• SHORT EXERCISE
Make an exact copy of all the entries below, with the pictures left out.

• TASK INPUTS
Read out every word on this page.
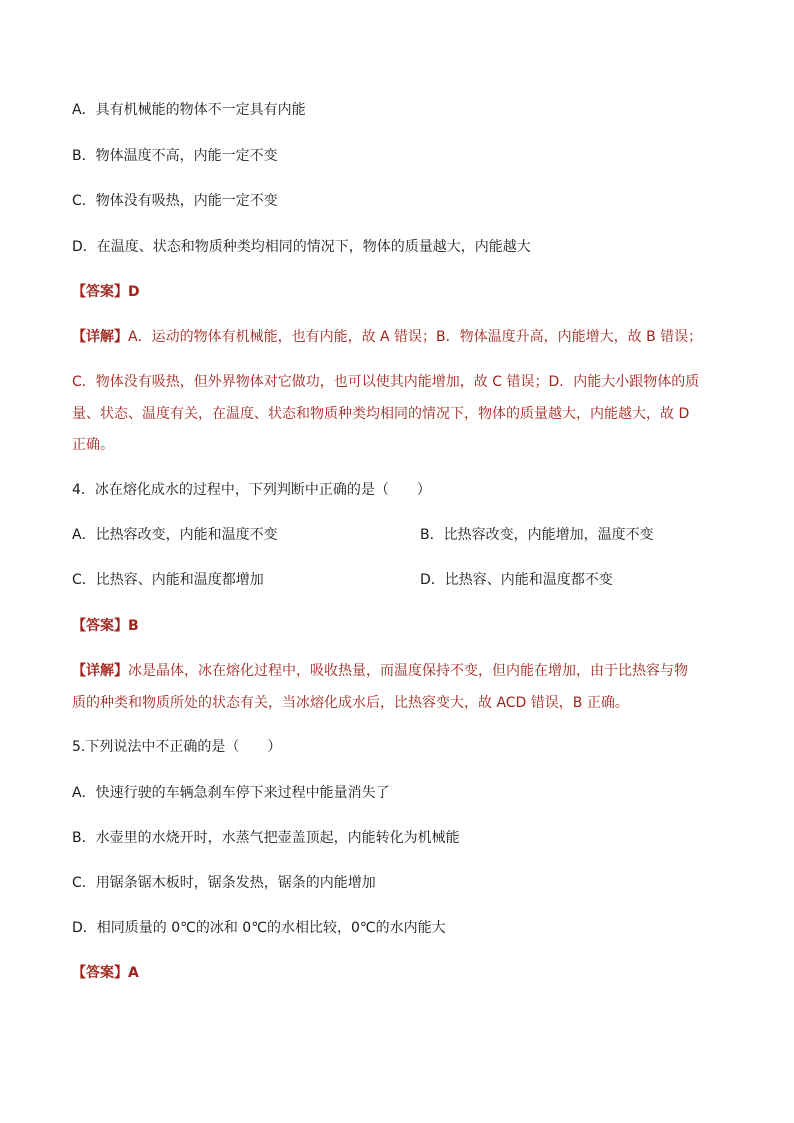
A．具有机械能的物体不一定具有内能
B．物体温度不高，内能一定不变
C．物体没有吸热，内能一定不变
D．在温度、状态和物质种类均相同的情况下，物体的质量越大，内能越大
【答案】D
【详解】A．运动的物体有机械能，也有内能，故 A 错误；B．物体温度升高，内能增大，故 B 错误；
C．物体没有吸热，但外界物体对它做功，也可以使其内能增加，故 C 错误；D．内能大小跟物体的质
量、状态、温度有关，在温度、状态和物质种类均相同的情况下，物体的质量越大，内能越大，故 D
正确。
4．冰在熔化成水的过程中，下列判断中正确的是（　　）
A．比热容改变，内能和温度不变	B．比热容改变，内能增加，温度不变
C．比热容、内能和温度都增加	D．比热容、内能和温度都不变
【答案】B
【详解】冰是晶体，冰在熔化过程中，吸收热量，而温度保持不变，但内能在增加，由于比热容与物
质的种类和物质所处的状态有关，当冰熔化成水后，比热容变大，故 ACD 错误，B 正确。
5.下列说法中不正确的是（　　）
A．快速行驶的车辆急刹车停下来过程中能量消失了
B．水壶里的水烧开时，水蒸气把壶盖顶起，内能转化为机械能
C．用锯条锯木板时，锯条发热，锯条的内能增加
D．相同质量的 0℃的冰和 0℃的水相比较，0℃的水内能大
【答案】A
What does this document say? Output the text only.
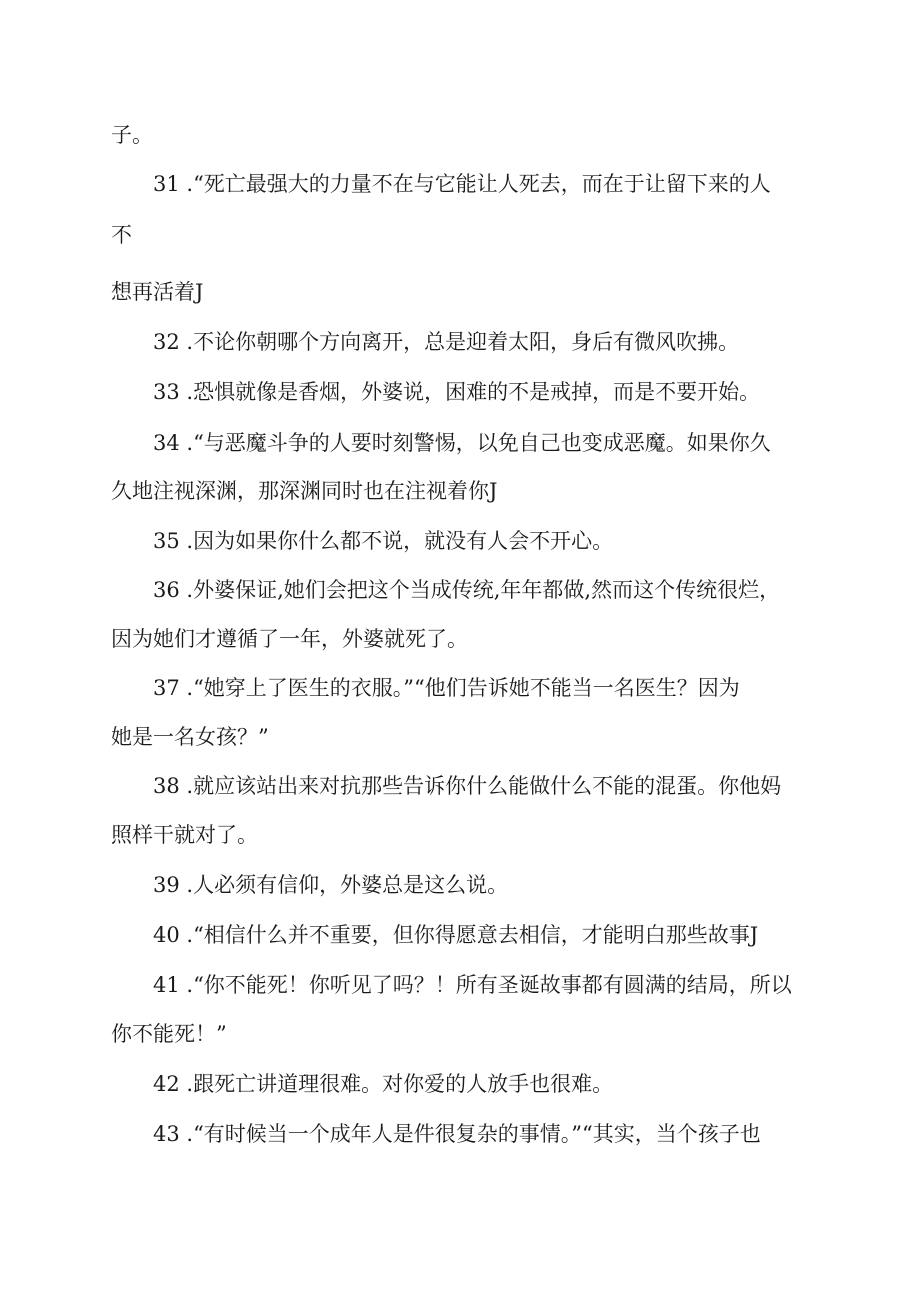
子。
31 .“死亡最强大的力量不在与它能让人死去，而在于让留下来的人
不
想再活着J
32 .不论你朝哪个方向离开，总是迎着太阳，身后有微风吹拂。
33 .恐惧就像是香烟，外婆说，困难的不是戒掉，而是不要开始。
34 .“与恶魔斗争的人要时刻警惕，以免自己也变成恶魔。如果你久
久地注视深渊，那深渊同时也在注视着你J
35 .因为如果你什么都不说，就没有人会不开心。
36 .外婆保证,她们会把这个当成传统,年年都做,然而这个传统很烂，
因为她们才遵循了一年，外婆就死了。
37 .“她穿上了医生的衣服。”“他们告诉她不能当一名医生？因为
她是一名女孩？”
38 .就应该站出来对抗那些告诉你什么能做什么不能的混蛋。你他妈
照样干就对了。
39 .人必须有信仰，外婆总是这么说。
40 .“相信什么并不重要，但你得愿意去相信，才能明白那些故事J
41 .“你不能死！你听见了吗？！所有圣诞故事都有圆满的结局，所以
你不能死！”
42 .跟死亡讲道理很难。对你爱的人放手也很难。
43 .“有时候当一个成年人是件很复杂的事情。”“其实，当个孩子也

• ANSWER TO THIS PROBLEM
Read out every word on this page.
A．具有机械能的物体不一定具有内能
B．物体温度不高，内能一定不变
C．物体没有吸热，内能一定不变
D．在温度、状态和物质种类均相同的情况下，物体的质量越大，内能越大
【答案】D
【详解】A．运动的物体有机械能，也有内能，故 A 错误；B．物体温度升高，内能增大，故 B 错误；
C．物体没有吸热，但外界物体对它做功，也可以使其内能增加，故 C 错误；D．内能大小跟物体的质
量、状态、温度有关，在温度、状态和物质种类均相同的情况下，物体的质量越大，内能越大，故 D
正确。
4．冰在熔化成水的过程中，下列判断中正确的是（　　）
A．比热容改变，内能和温度不变	B．比热容改变，内能增加，温度不变
C．比热容、内能和温度都增加	D．比热容、内能和温度都不变
【答案】B
【详解】冰是晶体，冰在熔化过程中，吸收热量，而温度保持不变，但内能在增加，由于比热容与物
质的种类和物质所处的状态有关，当冰熔化成水后，比热容变大，故 ACD 错误，B 正确。
5.下列说法中不正确的是（　　）
A．快速行驶的车辆急刹车停下来过程中能量消失了
B．水壶里的水烧开时，水蒸气把壶盖顶起，内能转化为机械能
C．用锯条锯木板时，锯条发热，锯条的内能增加
D．相同质量的 0℃的冰和 0℃的水相比较，0℃的水内能大
【答案】A
What does this document say? Output the text only.
子。
31 .“死亡最强大的力量不在与它能让人死去，而在于让留下来的人
不
想再活着J
32 .不论你朝哪个方向离开，总是迎着太阳，身后有微风吹拂。
33 .恐惧就像是香烟，外婆说，困难的不是戒掉，而是不要开始。
34 .“与恶魔斗争的人要时刻警惕，以免自己也变成恶魔。如果你久
久地注视深渊，那深渊同时也在注视着你J
35 .因为如果你什么都不说，就没有人会不开心。
36 .外婆保证,她们会把这个当成传统,年年都做,然而这个传统很烂，
因为她们才遵循了一年，外婆就死了。
37 .“她穿上了医生的衣服。”“他们告诉她不能当一名医生？因为
她是一名女孩？”
38 .就应该站出来对抗那些告诉你什么能做什么不能的混蛋。你他妈
照样干就对了。
39 .人必须有信仰，外婆总是这么说。
40 .“相信什么并不重要，但你得愿意去相信，才能明白那些故事J
41 .“你不能死！你听见了吗？！所有圣诞故事都有圆满的结局，所以
你不能死！”
42 .跟死亡讲道理很难。对你爱的人放手也很难。
43 .“有时候当一个成年人是件很复杂的事情。”“其实，当个孩子也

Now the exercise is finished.